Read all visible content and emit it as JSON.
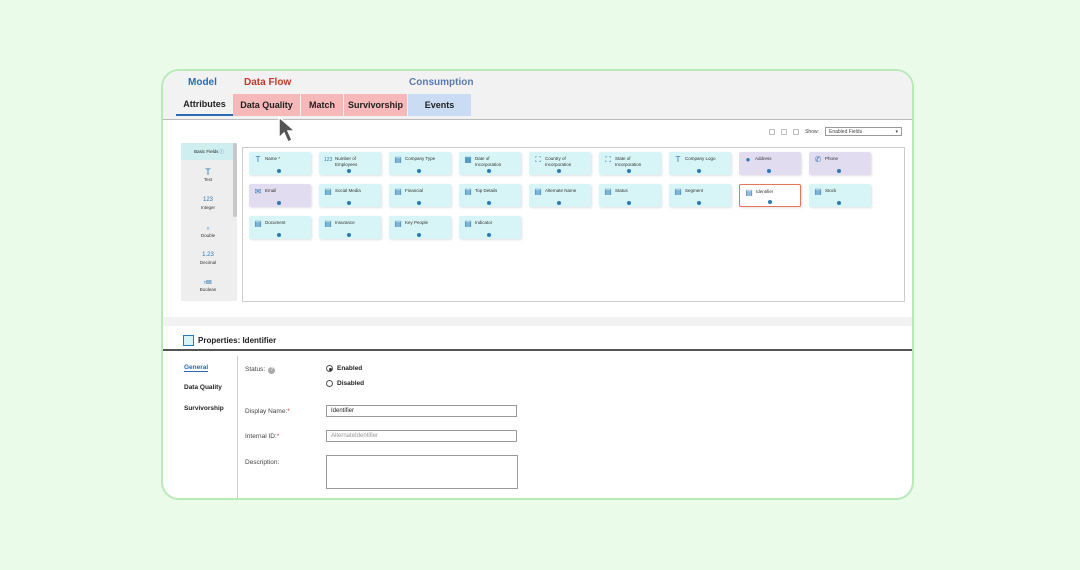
{
  "top_groups": {
    "model": "Model",
    "data_flow": "Data Flow",
    "consumption": "Consumption"
  },
  "tabs": [
    "Attributes",
    "Data Quality",
    "Match",
    "Survivorship",
    "Events"
  ],
  "toolbar": {
    "show_label": "Show:",
    "show_value": "Enabled Fields"
  },
  "palette": {
    "header": "Basic Fields",
    "items": [
      {
        "icon": "text-icon",
        "label": "Text"
      },
      {
        "icon": "integer-icon",
        "label": "Integer"
      },
      {
        "icon": "double-icon",
        "label": "Double"
      },
      {
        "icon": "decimal-icon",
        "label": "Decimal"
      },
      {
        "icon": "boolean-icon",
        "label": "Boolean"
      }
    ]
  },
  "fields": [
    {
      "label": "Name *",
      "icon": "T"
    },
    {
      "label": "Number of Employees",
      "icon": "123"
    },
    {
      "label": "Company Type",
      "icon": "▤"
    },
    {
      "label": "Date of Incorporation",
      "icon": "▦"
    },
    {
      "label": "Country of Incorporation",
      "icon": "⛶"
    },
    {
      "label": "State of Incorporation",
      "icon": "⛶"
    },
    {
      "label": "Company Logo",
      "icon": "T"
    },
    {
      "label": "Address",
      "icon": "●"
    },
    {
      "label": "Phone",
      "icon": "✆"
    },
    {
      "label": "Email",
      "icon": "✉"
    },
    {
      "label": "Social Media",
      "icon": "▤"
    },
    {
      "label": "Financial",
      "icon": "▤"
    },
    {
      "label": "Top Details",
      "icon": "▤"
    },
    {
      "label": "Alternate Name",
      "icon": "▤"
    },
    {
      "label": "Status",
      "icon": "▤"
    },
    {
      "label": "Segment",
      "icon": "▤"
    },
    {
      "label": "Identifier",
      "icon": "▤"
    },
    {
      "label": "Stock",
      "icon": "▤"
    },
    {
      "label": "Document",
      "icon": "▤"
    },
    {
      "label": "Insurance",
      "icon": "▤"
    },
    {
      "label": "Key People",
      "icon": "▤"
    },
    {
      "label": "Indicator",
      "icon": "▤"
    }
  ],
  "properties": {
    "title": "Properties: Identifier",
    "nav": [
      "General",
      "Data Quality",
      "Survivorship"
    ],
    "status_label": "Status:",
    "status_options": [
      "Enabled",
      "Disabled"
    ],
    "selected_status": "Enabled",
    "display_name_label": "Display Name:",
    "display_name_value": "Identifier",
    "internal_id_label": "Internal ID:",
    "internal_id_placeholder": "AlternateIdentifier",
    "description_label": "Description:",
    "required_mark": "*"
  },
  "colors": {
    "background": "#eafbea",
    "frame_border": "#b8eab6",
    "data_quality_tab": "#f6b8b8",
    "events_tab": "#c9dcf4",
    "card": "#d7f4f6",
    "card_purple": "#e2dcf0",
    "selected_border": "#e8755a",
    "accent": "#2b6cb0"
  }
}
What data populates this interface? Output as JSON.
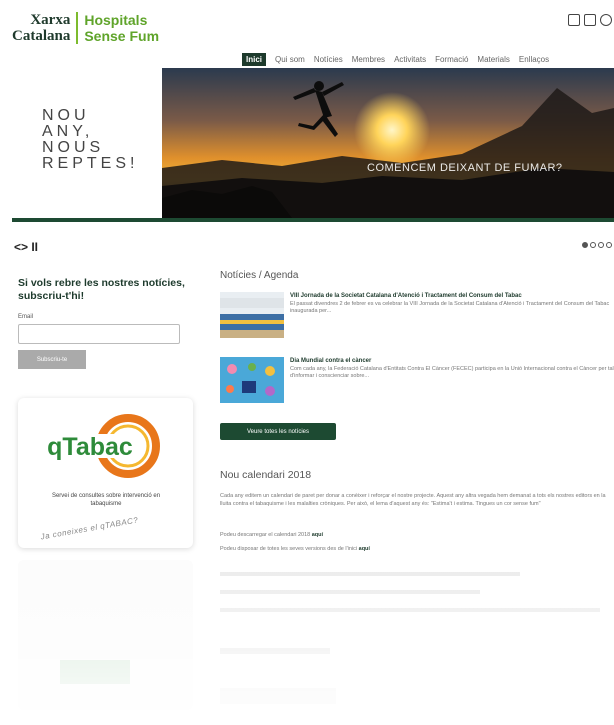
{
  "header": {
    "logo_left_line1": "Xarxa",
    "logo_left_line2": "Catalana",
    "logo_right_line1": "Hospitals",
    "logo_right_line2": "Sense Fum"
  },
  "nav": {
    "items": [
      "Inici",
      "Qui som",
      "Notícies",
      "Membres",
      "Activitats",
      "Formació",
      "Materials",
      "Enllaços"
    ]
  },
  "hero": {
    "text_line1": "NOU",
    "text_line2": "ANY,",
    "text_line3": "NOUS",
    "text_line4": "REPTES!",
    "caption": "COMENCEM DEIXANT DE FUMAR?"
  },
  "slider": {
    "controls": "<> II"
  },
  "subscribe": {
    "title": "Si vols rebre les nostres notícies, subscriu-t'hi!",
    "email_label": "Email",
    "email_value": "",
    "button_label": "Subscriu-te"
  },
  "qtabac": {
    "logo_text": "qTabac",
    "description": "Servei de consultes sobre intervenció en tabaquisme",
    "handwriting": "Ja coneixes el qTABAC?"
  },
  "news": {
    "section_title": "Notícies / Agenda",
    "items": [
      {
        "title": "VIII Jornada de la Societat Catalana d'Atenció i Tractament del Consum del Tabac",
        "excerpt": "El passat divendres 2 de febrer es va celebrar la VIII Jornada de la Societat Catalana d'Atenció i Tractament del Consum del Tabac inaugurada per..."
      },
      {
        "title": "Dia Mundial contra el càncer",
        "excerpt": "Com cada any, la Federació Catalana d'Entitats Contra El Càncer (FECEC) participa en la Unió Internacional contra el Càncer per tal d'informar i conscienciar sobre..."
      }
    ],
    "all_button": "Veure totes les notícies"
  },
  "calendar": {
    "title": "Nou calendari 2018",
    "para1": "Cada any editem un calendari de paret per donar a conèixer i reforçar el nostre projecte. Aquest any altra vegada hem demanat a tots els nostres editors en la lluita contra el tabaquisme i les malalties cròniques. Per això, el lema d'aquest any és: \"Estima't i estima. Tingues un cor sense fum\"",
    "para2_text": "Podeu descarregar el calendari 2018 ",
    "para2_link": "aquí",
    "para3_text": "Podeu disposar de totes les seves versions des de l'inici ",
    "para3_link": "aquí"
  },
  "colors": {
    "brand_dark": "#1d4a32",
    "brand_green": "#5fa42a",
    "qtabac_orange": "#e8761a",
    "qtabac_green": "#2e8b3a"
  }
}
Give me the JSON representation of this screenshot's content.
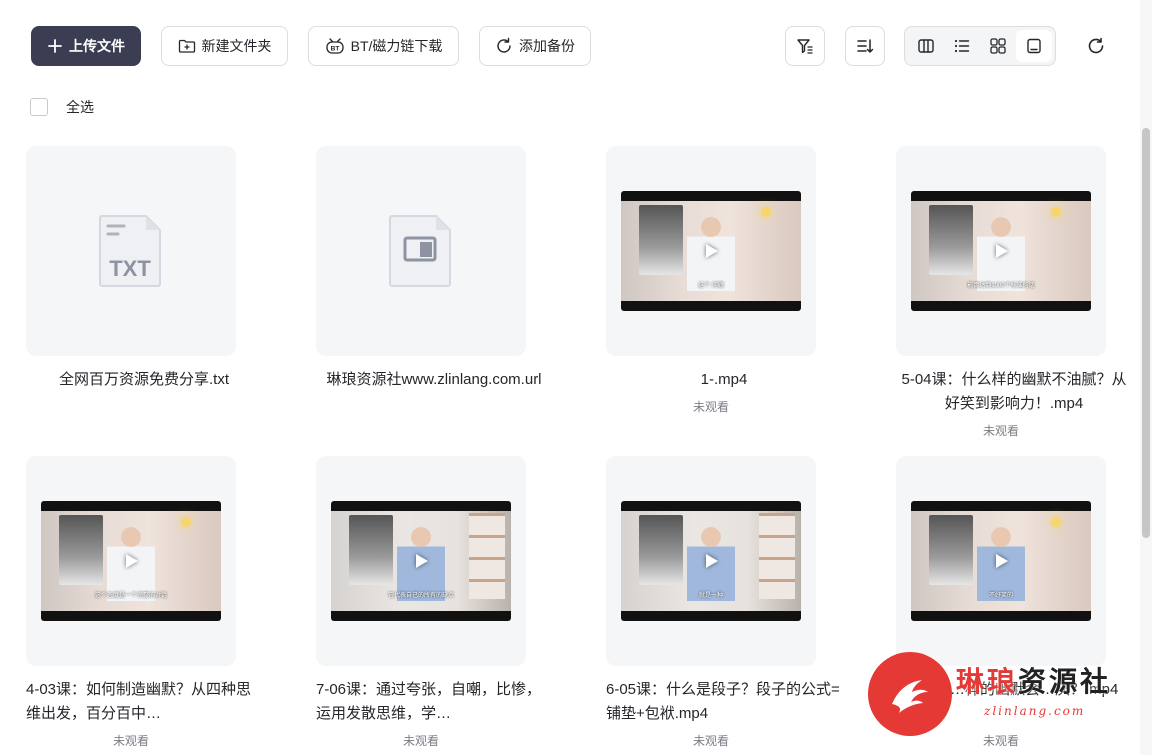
{
  "toolbar": {
    "upload_label": "上传文件",
    "new_folder_label": "新建文件夹",
    "bt_label": "BT/磁力链下载",
    "bt_badge": "BT",
    "backup_label": "添加备份",
    "filter_icon": "filter-icon",
    "sort_icon": "sort-icon",
    "views": [
      "column-view",
      "list-view",
      "grid-view",
      "single-view"
    ],
    "active_view": "single-view",
    "refresh_icon": "refresh-icon"
  },
  "select_all_label": "全选",
  "files": [
    {
      "name": "全网百万资源免费分享.txt",
      "type": "txt",
      "icon_label": "TXT",
      "meta": ""
    },
    {
      "name": "琳琅资源社www.zlinlang.com.url",
      "type": "url",
      "meta": ""
    },
    {
      "name": "1-.mp4",
      "type": "video",
      "meta": "未观看",
      "caption": "这个 问题",
      "scene": "warm"
    },
    {
      "name": "5-04课：什么样的幽默不油腻？从好笑到影响力！.mp4",
      "type": "video",
      "meta": "未观看",
      "caption": "能否达到1000个标准的话",
      "scene": "warm"
    },
    {
      "name": "4-03课：如何制造幽默？从四种思维出发，百分百中…",
      "type": "video",
      "meta": "未观看",
      "caption": "这个态度是一个完整的对话",
      "scene": "warm"
    },
    {
      "name": "7-06课：通过夸张，自嘲，比惨，运用发散思维，学…",
      "type": "video",
      "meta": "未观看",
      "caption": "它代表自己的所有的缺点",
      "scene": "cool"
    },
    {
      "name": "6-05课：什么是段子？段子的公式=铺垫+包袱.mp4",
      "type": "video",
      "meta": "未观看",
      "caption": "就是一种",
      "scene": "cool"
    },
    {
      "name": "…样的幽默会…厌？.mp4",
      "type": "video",
      "meta": "未观看",
      "caption": "不好笑的",
      "scene": "warm"
    }
  ],
  "watermark": {
    "title_red": "琳琅",
    "title_dark": "资源社",
    "subtitle": "zlinlang.com"
  },
  "colors": {
    "primary": "#3b3d52",
    "brand_red": "#e53935",
    "thumb_bg": "#f5f6f8"
  }
}
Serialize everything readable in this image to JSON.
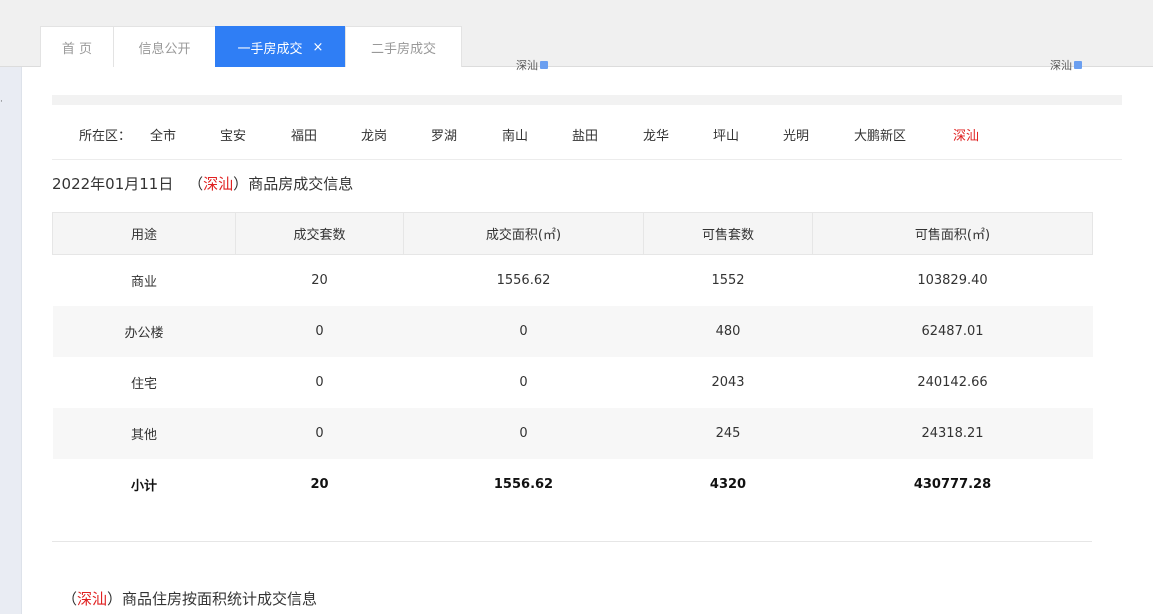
{
  "tabs": [
    {
      "label": "首 页"
    },
    {
      "label": "信息公开"
    },
    {
      "label": "一手房成交",
      "close": "×"
    },
    {
      "label": "二手房成交"
    }
  ],
  "cut_labels": [
    "深汕",
    "深汕"
  ],
  "district_filter": {
    "label": "所在区：",
    "items": [
      "全市",
      "宝安",
      "福田",
      "龙岗",
      "罗湖",
      "南山",
      "盐田",
      "龙华",
      "坪山",
      "光明",
      "大鹏新区",
      "深汕"
    ],
    "selected": "深汕"
  },
  "section1": {
    "date": "2022年01月11日",
    "paren_open": "（",
    "district": "深汕",
    "paren_close": "）",
    "suffix": "商品房成交信息"
  },
  "table": {
    "headers": [
      "用途",
      "成交套数",
      "成交面积(㎡)",
      "可售套数",
      "可售面积(㎡)"
    ],
    "rows": [
      [
        "商业",
        "20",
        "1556.62",
        "1552",
        "103829.40"
      ],
      [
        "办公楼",
        "0",
        "0",
        "480",
        "62487.01"
      ],
      [
        "住宅",
        "0",
        "0",
        "2043",
        "240142.66"
      ],
      [
        "其他",
        "0",
        "0",
        "245",
        "24318.21"
      ]
    ],
    "total": [
      "小计",
      "20",
      "1556.62",
      "4320",
      "430777.28"
    ]
  },
  "section2": {
    "paren_open": "（",
    "district": "深汕",
    "paren_close": "）",
    "suffix": "商品住房按面积统计成交信息"
  },
  "colors": {
    "accent": "#2f7ef5",
    "highlight": "#e02020"
  }
}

+ + + +

• Stated goal
Pick out every line with the string "Atenció" and copy it.

• Written response
        "title": "VIII Jornada de la Societat Catalana d'Atenció i Tractament del Consum del Tabac",
        "excerpt": "El passat divendres 2 de febrer es va celebrar la VIII Jornada de la Societat Catalana d'Atenció i Tractament del Consum del Tabac inaugurada per..."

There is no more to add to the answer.